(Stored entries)
********************

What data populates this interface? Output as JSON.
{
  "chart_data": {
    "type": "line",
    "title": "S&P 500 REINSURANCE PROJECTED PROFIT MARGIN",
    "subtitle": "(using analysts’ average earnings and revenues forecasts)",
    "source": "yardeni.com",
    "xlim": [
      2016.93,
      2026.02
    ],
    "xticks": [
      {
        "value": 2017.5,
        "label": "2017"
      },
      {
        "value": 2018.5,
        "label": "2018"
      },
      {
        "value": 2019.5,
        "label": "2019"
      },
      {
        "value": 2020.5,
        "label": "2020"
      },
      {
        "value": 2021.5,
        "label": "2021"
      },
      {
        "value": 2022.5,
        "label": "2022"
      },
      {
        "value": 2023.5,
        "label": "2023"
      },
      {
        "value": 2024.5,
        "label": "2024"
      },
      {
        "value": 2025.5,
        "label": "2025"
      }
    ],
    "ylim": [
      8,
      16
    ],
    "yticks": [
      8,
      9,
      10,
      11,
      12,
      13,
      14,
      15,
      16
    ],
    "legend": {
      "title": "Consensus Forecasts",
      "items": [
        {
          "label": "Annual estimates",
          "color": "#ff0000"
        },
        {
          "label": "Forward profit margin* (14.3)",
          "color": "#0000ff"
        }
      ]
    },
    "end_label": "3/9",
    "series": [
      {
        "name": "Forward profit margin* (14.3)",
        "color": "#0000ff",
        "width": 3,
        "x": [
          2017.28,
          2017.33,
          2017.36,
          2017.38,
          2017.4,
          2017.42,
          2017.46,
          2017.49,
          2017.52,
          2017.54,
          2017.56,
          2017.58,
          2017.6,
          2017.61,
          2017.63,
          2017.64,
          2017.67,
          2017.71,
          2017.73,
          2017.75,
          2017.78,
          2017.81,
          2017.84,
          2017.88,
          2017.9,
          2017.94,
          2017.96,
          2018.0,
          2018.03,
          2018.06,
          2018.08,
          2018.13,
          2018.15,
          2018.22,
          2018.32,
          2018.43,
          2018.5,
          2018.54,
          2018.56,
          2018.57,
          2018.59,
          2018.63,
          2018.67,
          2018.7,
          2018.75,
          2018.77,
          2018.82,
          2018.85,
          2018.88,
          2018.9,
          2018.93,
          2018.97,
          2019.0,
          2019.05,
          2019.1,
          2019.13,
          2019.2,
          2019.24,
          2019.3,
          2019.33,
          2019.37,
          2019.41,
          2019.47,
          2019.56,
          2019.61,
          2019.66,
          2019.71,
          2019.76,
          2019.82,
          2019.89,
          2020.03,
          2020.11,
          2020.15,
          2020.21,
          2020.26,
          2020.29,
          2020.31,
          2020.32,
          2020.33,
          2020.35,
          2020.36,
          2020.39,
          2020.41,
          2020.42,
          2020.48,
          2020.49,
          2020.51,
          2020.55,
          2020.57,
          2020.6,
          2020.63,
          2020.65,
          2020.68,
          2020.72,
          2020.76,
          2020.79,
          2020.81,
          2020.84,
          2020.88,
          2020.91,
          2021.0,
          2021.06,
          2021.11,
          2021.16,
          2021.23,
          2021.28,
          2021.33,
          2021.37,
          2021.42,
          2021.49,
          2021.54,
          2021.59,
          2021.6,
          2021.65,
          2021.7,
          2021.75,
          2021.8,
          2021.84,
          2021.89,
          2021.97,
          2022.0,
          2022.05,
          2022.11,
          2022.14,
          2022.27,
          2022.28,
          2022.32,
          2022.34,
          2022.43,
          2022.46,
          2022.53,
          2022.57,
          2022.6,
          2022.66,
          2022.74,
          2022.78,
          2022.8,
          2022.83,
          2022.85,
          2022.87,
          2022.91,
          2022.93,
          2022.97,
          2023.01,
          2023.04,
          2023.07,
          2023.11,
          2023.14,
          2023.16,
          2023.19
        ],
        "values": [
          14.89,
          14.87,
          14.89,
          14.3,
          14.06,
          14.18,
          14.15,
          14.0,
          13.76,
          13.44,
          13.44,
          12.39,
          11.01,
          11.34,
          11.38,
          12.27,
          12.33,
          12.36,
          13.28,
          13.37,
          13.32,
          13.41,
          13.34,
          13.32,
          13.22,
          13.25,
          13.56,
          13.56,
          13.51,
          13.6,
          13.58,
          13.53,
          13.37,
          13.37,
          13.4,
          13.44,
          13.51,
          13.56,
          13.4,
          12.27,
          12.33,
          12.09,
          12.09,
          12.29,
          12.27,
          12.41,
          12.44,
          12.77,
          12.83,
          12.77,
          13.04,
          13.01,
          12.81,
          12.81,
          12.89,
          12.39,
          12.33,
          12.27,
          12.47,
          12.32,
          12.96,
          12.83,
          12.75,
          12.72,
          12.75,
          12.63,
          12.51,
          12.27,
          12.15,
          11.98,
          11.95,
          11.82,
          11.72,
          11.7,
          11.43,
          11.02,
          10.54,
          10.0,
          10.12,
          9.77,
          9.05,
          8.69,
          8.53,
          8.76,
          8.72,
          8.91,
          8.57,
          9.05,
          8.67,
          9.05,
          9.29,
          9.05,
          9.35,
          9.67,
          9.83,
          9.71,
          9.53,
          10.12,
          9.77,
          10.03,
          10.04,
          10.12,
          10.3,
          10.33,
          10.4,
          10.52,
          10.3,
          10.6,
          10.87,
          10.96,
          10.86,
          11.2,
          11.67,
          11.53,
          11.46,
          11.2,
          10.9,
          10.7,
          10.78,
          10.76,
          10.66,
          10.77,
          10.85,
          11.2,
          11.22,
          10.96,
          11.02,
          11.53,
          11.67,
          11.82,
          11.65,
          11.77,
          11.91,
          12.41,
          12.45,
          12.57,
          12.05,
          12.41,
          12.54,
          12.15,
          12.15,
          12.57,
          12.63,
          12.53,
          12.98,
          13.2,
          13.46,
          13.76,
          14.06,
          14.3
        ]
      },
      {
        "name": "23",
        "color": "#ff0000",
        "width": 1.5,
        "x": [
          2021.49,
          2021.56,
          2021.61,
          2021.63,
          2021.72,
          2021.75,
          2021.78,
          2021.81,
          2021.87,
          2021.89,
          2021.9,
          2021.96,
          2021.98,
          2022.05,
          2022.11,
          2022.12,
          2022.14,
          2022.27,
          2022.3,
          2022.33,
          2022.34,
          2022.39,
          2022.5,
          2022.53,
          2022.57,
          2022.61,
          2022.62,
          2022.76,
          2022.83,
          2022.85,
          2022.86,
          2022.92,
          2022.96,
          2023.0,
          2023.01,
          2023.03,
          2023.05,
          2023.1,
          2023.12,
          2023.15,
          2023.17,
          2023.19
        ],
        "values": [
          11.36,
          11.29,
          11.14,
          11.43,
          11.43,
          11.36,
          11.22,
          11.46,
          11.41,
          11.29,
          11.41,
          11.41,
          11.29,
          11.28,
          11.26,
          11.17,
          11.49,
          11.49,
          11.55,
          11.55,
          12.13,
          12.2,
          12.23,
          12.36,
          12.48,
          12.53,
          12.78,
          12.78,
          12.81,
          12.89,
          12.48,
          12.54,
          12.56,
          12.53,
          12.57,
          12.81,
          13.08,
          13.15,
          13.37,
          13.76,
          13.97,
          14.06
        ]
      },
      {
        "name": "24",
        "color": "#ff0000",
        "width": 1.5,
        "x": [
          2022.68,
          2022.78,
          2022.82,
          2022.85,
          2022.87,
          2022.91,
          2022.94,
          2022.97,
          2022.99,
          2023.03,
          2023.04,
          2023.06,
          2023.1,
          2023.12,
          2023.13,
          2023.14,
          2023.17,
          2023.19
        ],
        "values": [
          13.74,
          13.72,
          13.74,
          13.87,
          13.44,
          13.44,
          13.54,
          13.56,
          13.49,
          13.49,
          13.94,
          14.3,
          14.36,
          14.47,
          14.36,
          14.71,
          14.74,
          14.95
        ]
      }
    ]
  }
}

********************

Your objective
Print every entry exactly as it appears.

Correct response
What data populates this interface? Output as JSON.
{
  "chart_data": {
    "type": "line",
    "title": "S&P 500 REINSURANCE PROJECTED PROFIT MARGIN",
    "subtitle": "(using analysts’ average earnings and revenues forecasts)",
    "source": "yardeni.com",
    "xlim": [
      2016.93,
      2026.02
    ],
    "xticks": [
      {
        "value": 2017.5,
        "label": "2017"
      },
      {
        "value": 2018.5,
        "label": "2018"
      },
      {
        "value": 2019.5,
        "label": "2019"
      },
      {
        "value": 2020.5,
        "label": "2020"
      },
      {
        "value": 2021.5,
        "label": "2021"
      },
      {
        "value": 2022.5,
        "label": "2022"
      },
      {
        "value": 2023.5,
        "label": "2023"
      },
      {
        "value": 2024.5,
        "label": "2024"
      },
      {
        "value": 2025.5,
        "label": "2025"
      }
    ],
    "ylim": [
      8,
      16
    ],
    "yticks": [
      8,
      9,
      10,
      11,
      12,
      13,
      14,
      15,
      16
    ],
    "legend": {
      "title": "Consensus Forecasts",
      "items": [
        {
          "label": "Annual estimates",
          "color": "#ff0000"
        },
        {
          "label": "Forward profit margin* (14.3)",
          "color": "#0000ff"
        }
      ]
    },
    "end_label": "3/9",
    "series": [
      {
        "name": "Forward profit margin* (14.3)",
        "color": "#0000ff",
        "width": 3,
        "x": [
          2017.28,
          2017.33,
          2017.36,
          2017.38,
          2017.4,
          2017.42,
          2017.46,
          2017.49,
          2017.52,
          2017.54,
          2017.56,
          2017.58,
          2017.6,
          2017.61,
          2017.63,
          2017.64,
          2017.67,
          2017.71,
          2017.73,
          2017.75,
          2017.78,
          2017.81,
          2017.84,
          2017.88,
          2017.9,
          2017.94,
          2017.96,
          2018.0,
          2018.03,
          2018.06,
          2018.08,
          2018.13,
          2018.15,
          2018.22,
          2018.32,
          2018.43,
          2018.5,
          2018.54,
          2018.56,
          2018.57,
          2018.59,
          2018.63,
          2018.67,
          2018.7,
          2018.75,
          2018.77,
          2018.82,
          2018.85,
          2018.88,
          2018.9,
          2018.93,
          2018.97,
          2019.0,
          2019.05,
          2019.1,
          2019.13,
          2019.2,
          2019.24,
          2019.3,
          2019.33,
          2019.37,
          2019.41,
          2019.47,
          2019.56,
          2019.61,
          2019.66,
          2019.71,
          2019.76,
          2019.82,
          2019.89,
          2020.03,
          2020.11,
          2020.15,
          2020.21,
          2020.26,
          2020.29,
          2020.31,
          2020.32,
          2020.33,
          2020.35,
          2020.36,
          2020.39,
          2020.41,
          2020.42,
          2020.48,
          2020.49,
          2020.51,
          2020.55,
          2020.57,
          2020.6,
          2020.63,
          2020.65,
          2020.68,
          2020.72,
          2020.76,
          2020.79,
          2020.81,
          2020.84,
          2020.88,
          2020.91,
          2021.0,
          2021.06,
          2021.11,
          2021.16,
          2021.23,
          2021.28,
          2021.33,
          2021.37,
          2021.42,
          2021.49,
          2021.54,
          2021.59,
          2021.6,
          2021.65,
          2021.7,
          2021.75,
          2021.8,
          2021.84,
          2021.89,
          2021.97,
          2022.0,
          2022.05,
          2022.11,
          2022.14,
          2022.27,
          2022.28,
          2022.32,
          2022.34,
          2022.43,
          2022.46,
          2022.53,
          2022.57,
          2022.6,
          2022.66,
          2022.74,
          2022.78,
          2022.8,
          2022.83,
          2022.85,
          2022.87,
          2022.91,
          2022.93,
          2022.97,
          2023.01,
          2023.04,
          2023.07,
          2023.11,
          2023.14,
          2023.16,
          2023.19
        ],
        "values": [
          14.89,
          14.87,
          14.89,
          14.3,
          14.06,
          14.18,
          14.15,
          14.0,
          13.76,
          13.44,
          13.44,
          12.39,
          11.01,
          11.34,
          11.38,
          12.27,
          12.33,
          12.36,
          13.28,
          13.37,
          13.32,
          13.41,
          13.34,
          13.32,
          13.22,
          13.25,
          13.56,
          13.56,
          13.51,
          13.6,
          13.58,
          13.53,
          13.37,
          13.37,
          13.4,
          13.44,
          13.51,
          13.56,
          13.4,
          12.27,
          12.33,
          12.09,
          12.09,
          12.29,
          12.27,
          12.41,
          12.44,
          12.77,
          12.83,
          12.77,
          13.04,
          13.01,
          12.81,
          12.81,
          12.89,
          12.39,
          12.33,
          12.27,
          12.47,
          12.32,
          12.96,
          12.83,
          12.75,
          12.72,
          12.75,
          12.63,
          12.51,
          12.27,
          12.15,
          11.98,
          11.95,
          11.82,
          11.72,
          11.7,
          11.43,
          11.02,
          10.54,
          10.0,
          10.12,
          9.77,
          9.05,
          8.69,
          8.53,
          8.76,
          8.72,
          8.91,
          8.57,
          9.05,
          8.67,
          9.05,
          9.29,
          9.05,
          9.35,
          9.67,
          9.83,
          9.71,
          9.53,
          10.12,
          9.77,
          10.03,
          10.04,
          10.12,
          10.3,
          10.33,
          10.4,
          10.52,
          10.3,
          10.6,
          10.87,
          10.96,
          10.86,
          11.2,
          11.67,
          11.53,
          11.46,
          11.2,
          10.9,
          10.7,
          10.78,
          10.76,
          10.66,
          10.77,
          10.85,
          11.2,
          11.22,
          10.96,
          11.02,
          11.53,
          11.67,
          11.82,
          11.65,
          11.77,
          11.91,
          12.41,
          12.45,
          12.57,
          12.05,
          12.41,
          12.54,
          12.15,
          12.15,
          12.57,
          12.63,
          12.53,
          12.98,
          13.2,
          13.46,
          13.76,
          14.06,
          14.3
        ]
      },
      {
        "name": "23",
        "color": "#ff0000",
        "width": 1.5,
        "x": [
          2021.49,
          2021.56,
          2021.61,
          2021.63,
          2021.72,
          2021.75,
          2021.78,
          2021.81,
          2021.87,
          2021.89,
          2021.9,
          2021.96,
          2021.98,
          2022.05,
          2022.11,
          2022.12,
          2022.14,
          2022.27,
          2022.3,
          2022.33,
          2022.34,
          2022.39,
          2022.5,
          2022.53,
          2022.57,
          2022.61,
          2022.62,
          2022.76,
          2022.83,
          2022.85,
          2022.86,
          2022.92,
          2022.96,
          2023.0,
          2023.01,
          2023.03,
          2023.05,
          2023.1,
          2023.12,
          2023.15,
          2023.17,
          2023.19
        ],
        "values": [
          11.36,
          11.29,
          11.14,
          11.43,
          11.43,
          11.36,
          11.22,
          11.46,
          11.41,
          11.29,
          11.41,
          11.41,
          11.29,
          11.28,
          11.26,
          11.17,
          11.49,
          11.49,
          11.55,
          11.55,
          12.13,
          12.2,
          12.23,
          12.36,
          12.48,
          12.53,
          12.78,
          12.78,
          12.81,
          12.89,
          12.48,
          12.54,
          12.56,
          12.53,
          12.57,
          12.81,
          13.08,
          13.15,
          13.37,
          13.76,
          13.97,
          14.06
        ]
      },
      {
        "name": "24",
        "color": "#ff0000",
        "width": 1.5,
        "x": [
          2022.68,
          2022.78,
          2022.82,
          2022.85,
          2022.87,
          2022.91,
          2022.94,
          2022.97,
          2022.99,
          2023.03,
          2023.04,
          2023.06,
          2023.1,
          2023.12,
          2023.13,
          2023.14,
          2023.17,
          2023.19
        ],
        "values": [
          13.74,
          13.72,
          13.74,
          13.87,
          13.44,
          13.44,
          13.54,
          13.56,
          13.49,
          13.49,
          13.94,
          14.3,
          14.36,
          14.47,
          14.36,
          14.71,
          14.74,
          14.95
        ]
      }
    ]
  }
}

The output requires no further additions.